▶ _GIVEN PROBLEM_
Recast the listing from the line containing "ohlc-bar xyxy=(710,404,717,442)" through the line containing "legend-ema50: EXPMA (50): 1.58400" as a JSON list of strings, one string per line, leaving out blank lines.

▶ _LISTED RECORDS_
──────
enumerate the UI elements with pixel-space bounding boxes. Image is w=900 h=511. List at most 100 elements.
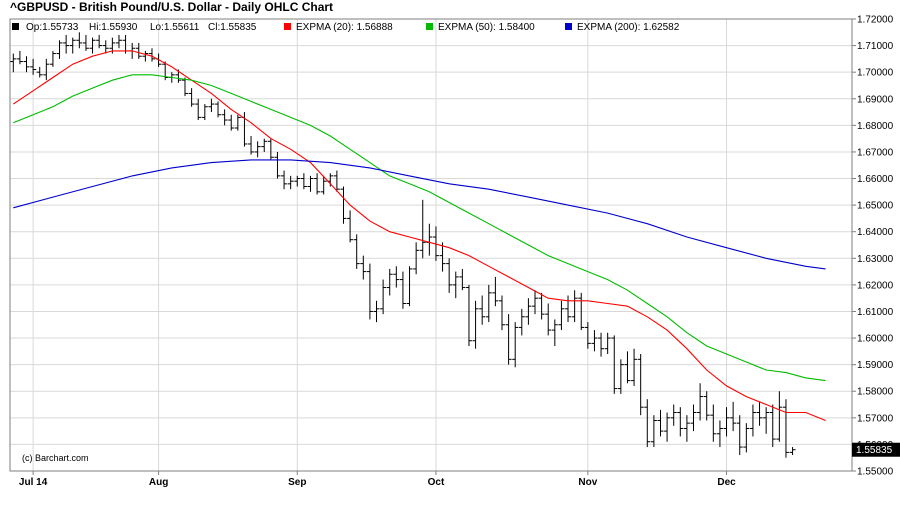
ohlc-bar xyxy=(710,404,717,442)
ohlc-bar xyxy=(393,266,400,288)
ohlc-bar xyxy=(763,407,770,434)
ohlc-bar xyxy=(366,263,373,320)
y-tick-label: 1.61000 xyxy=(857,307,894,318)
ema-line-2 xyxy=(13,159,826,270)
ohlc-bar xyxy=(697,383,704,421)
ohlc-bar xyxy=(148,48,155,62)
ohlc-bar xyxy=(254,141,261,158)
legend-open: Op:1.55733 xyxy=(26,22,79,33)
chart-title: ^GBPUSD - British Pound/U.S. Dollar - Da… xyxy=(10,0,334,14)
ohlc-bar xyxy=(452,271,459,299)
y-tick-label: 1.60000 xyxy=(857,334,894,345)
ohlc-bar xyxy=(234,114,241,131)
ohlc-bar xyxy=(274,151,281,179)
ohlc-bar xyxy=(743,423,750,453)
ohlc-bar xyxy=(657,409,664,437)
ohlc-bar xyxy=(69,37,76,54)
ohlc-marker xyxy=(12,23,19,30)
ohlc-bar xyxy=(281,170,288,190)
ohlc-bar xyxy=(307,175,314,192)
y-tick-label: 1.68000 xyxy=(857,121,894,132)
ohlc-bar xyxy=(565,295,572,323)
ema-line-0 xyxy=(12,50,826,422)
last-price-label: 1.55835 xyxy=(856,445,893,456)
ohlc-bar xyxy=(598,332,605,357)
legend-ema200-swatch xyxy=(565,23,572,30)
ohlc-bar xyxy=(604,332,611,355)
y-tick-label: 1.67000 xyxy=(857,147,894,158)
x-tick-label: Oct xyxy=(428,477,445,488)
ohlc-bar xyxy=(188,88,195,107)
ohlc-bar xyxy=(446,258,453,293)
ohlc-bar xyxy=(320,175,327,195)
legend-ema50: EXPMA (50): 1.58400 xyxy=(438,22,535,33)
ohlc-bar xyxy=(683,415,690,442)
x-tick-label: Jul 14 xyxy=(19,477,48,488)
y-tick-label: 1.65000 xyxy=(857,201,894,212)
ohlc-bar xyxy=(347,210,354,243)
ohlc-bar xyxy=(730,401,737,432)
ohlc-bar xyxy=(399,271,406,309)
ohlc-bar xyxy=(102,40,109,54)
legend-ema20-swatch xyxy=(284,23,291,30)
ohlc-bar xyxy=(670,404,677,426)
ohlc-bar xyxy=(551,319,558,347)
y-tick-label: 1.71000 xyxy=(857,41,894,52)
ohlc-bar xyxy=(749,404,756,437)
ohlc-bar xyxy=(505,314,512,365)
ohlc-bar xyxy=(545,303,552,336)
ohlc-bar xyxy=(525,298,532,325)
ohlc-bar xyxy=(380,279,387,315)
ohlc-bar xyxy=(485,284,492,323)
ohlc-bars xyxy=(10,32,796,458)
ohlc-bar xyxy=(76,32,83,49)
y-tick-label: 1.62000 xyxy=(857,280,894,291)
ohlc-bar xyxy=(756,401,763,426)
ohlc-bar xyxy=(617,359,624,394)
x-tick-label: Aug xyxy=(149,477,168,488)
legend-ema50-swatch xyxy=(426,23,433,30)
y-tick-label: 1.66000 xyxy=(857,174,894,185)
ohlc-bar xyxy=(571,290,578,323)
x-tick-label: Sep xyxy=(288,477,306,488)
ohlc-bar xyxy=(465,284,472,347)
ohlc-bar xyxy=(677,407,684,437)
gridlines xyxy=(10,18,852,472)
legend-ema200: EXPMA (200): 1.62582 xyxy=(577,22,680,33)
ohlc-bar xyxy=(10,53,17,73)
x-tick-label: Dec xyxy=(717,477,736,488)
ohlc-bar xyxy=(472,300,479,349)
ohlc-bar xyxy=(267,138,274,160)
ohlc-bar xyxy=(340,186,347,224)
ohlc-bar xyxy=(591,330,598,352)
ohlc-bar xyxy=(650,415,657,448)
ohlc-bar xyxy=(89,37,96,54)
y-tick-label: 1.69000 xyxy=(857,94,894,105)
legend-ema20: EXPMA (20): 1.56888 xyxy=(296,22,393,33)
ohlc-bar xyxy=(439,242,446,272)
ohlc-bar xyxy=(142,50,149,62)
ohlc-bar xyxy=(703,391,710,421)
last-price-background xyxy=(852,442,900,457)
legend-low: Lo:1.55611 xyxy=(150,22,200,33)
ohlc-bar xyxy=(373,300,380,323)
ohlc-bar xyxy=(512,322,519,368)
date-axis: Jul 14 Aug Sep Oct Nov Dec xyxy=(19,471,736,488)
ohlc-bar xyxy=(426,223,433,256)
credit-text: (c) Barchart.com xyxy=(22,453,89,463)
ohlc-bar xyxy=(182,77,189,97)
ohlc-bar xyxy=(300,173,307,190)
ohlc-bar xyxy=(353,234,360,269)
ohlc-bar xyxy=(518,308,525,336)
ohlc-bar xyxy=(201,104,208,121)
y-tick-label: 1.70000 xyxy=(857,68,894,79)
ohlc-bar xyxy=(333,170,340,192)
ohlc-bar xyxy=(690,404,697,432)
ohlc-bar xyxy=(736,415,743,456)
plot-frame xyxy=(9,18,853,472)
y-tick-label: 1.58000 xyxy=(857,387,894,398)
ohlc-bar xyxy=(716,420,723,448)
y-tick-label: 1.72000 xyxy=(857,15,894,26)
ohlc-bar xyxy=(584,322,591,349)
ohlc-bar xyxy=(538,292,545,320)
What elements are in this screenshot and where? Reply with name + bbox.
──────
▶ _ANSWER IN FULL_
[
  "ohlc-bar xyxy=(710,404,717,442)",
  "ohlc-bar xyxy=(393,266,400,288)",
  "ohlc-bar xyxy=(763,407,770,434)",
  "ohlc-bar xyxy=(366,263,373,320)",
  "y-tick-label: 1.61000 xyxy=(857,307,894,318)",
  "ema-line-2 xyxy=(13,159,826,270)",
  "ohlc-bar xyxy=(697,383,704,421)",
  "ohlc-bar xyxy=(148,48,155,62)",
  "ohlc-bar xyxy=(254,141,261,158)",
  "legend-open: Op:1.55733 xyxy=(26,22,79,33)",
  "chart-title: ^GBPUSD - British Pound/U.S. Dollar - Da… xyxy=(10,0,334,14)",
  "ohlc-bar xyxy=(452,271,459,299)",
  "y-tick-label: 1.60000 xyxy=(857,334,894,345)",
  "ohlc-bar xyxy=(234,114,241,131)",
  "ohlc-bar xyxy=(274,151,281,179)",
  "ohlc-bar xyxy=(743,423,750,453)",
  "ohlc-bar xyxy=(657,409,664,437)",
  "ohlc-bar xyxy=(69,37,76,54)",
  "ohlc-marker xyxy=(12,23,19,30)",
  "ohlc-bar xyxy=(281,170,288,190)",
  "ohlc-bar xyxy=(307,175,314,192)",
  "y-tick-label: 1.68000 xyxy=(857,121,894,132)",
  "ohlc-bar xyxy=(565,295,572,323)",
  "ema-line-0 xyxy=(12,50,826,422)",
  "last-price-label: 1.55835 xyxy=(856,445,893,456)",
  "ohlc-bar xyxy=(598,332,605,357)",
  "legend-ema200-swatch xyxy=(565,23,572,30)",
  "ohlc-bar xyxy=(604,332,611,355)",
  "y-tick-label: 1.67000 xyxy=(857,147,894,158)",
  "x-tick-label: Oct xyxy=(428,477,445,488)",
  "ohlc-bar xyxy=(188,88,195,107)",
  "ohlc-bar xyxy=(446,258,453,293)",
  "ohlc-bar xyxy=(320,175,327,195)",
  "legend-ema50: EXPMA (50): 1.58400 xyxy=(438,22,535,33)"
]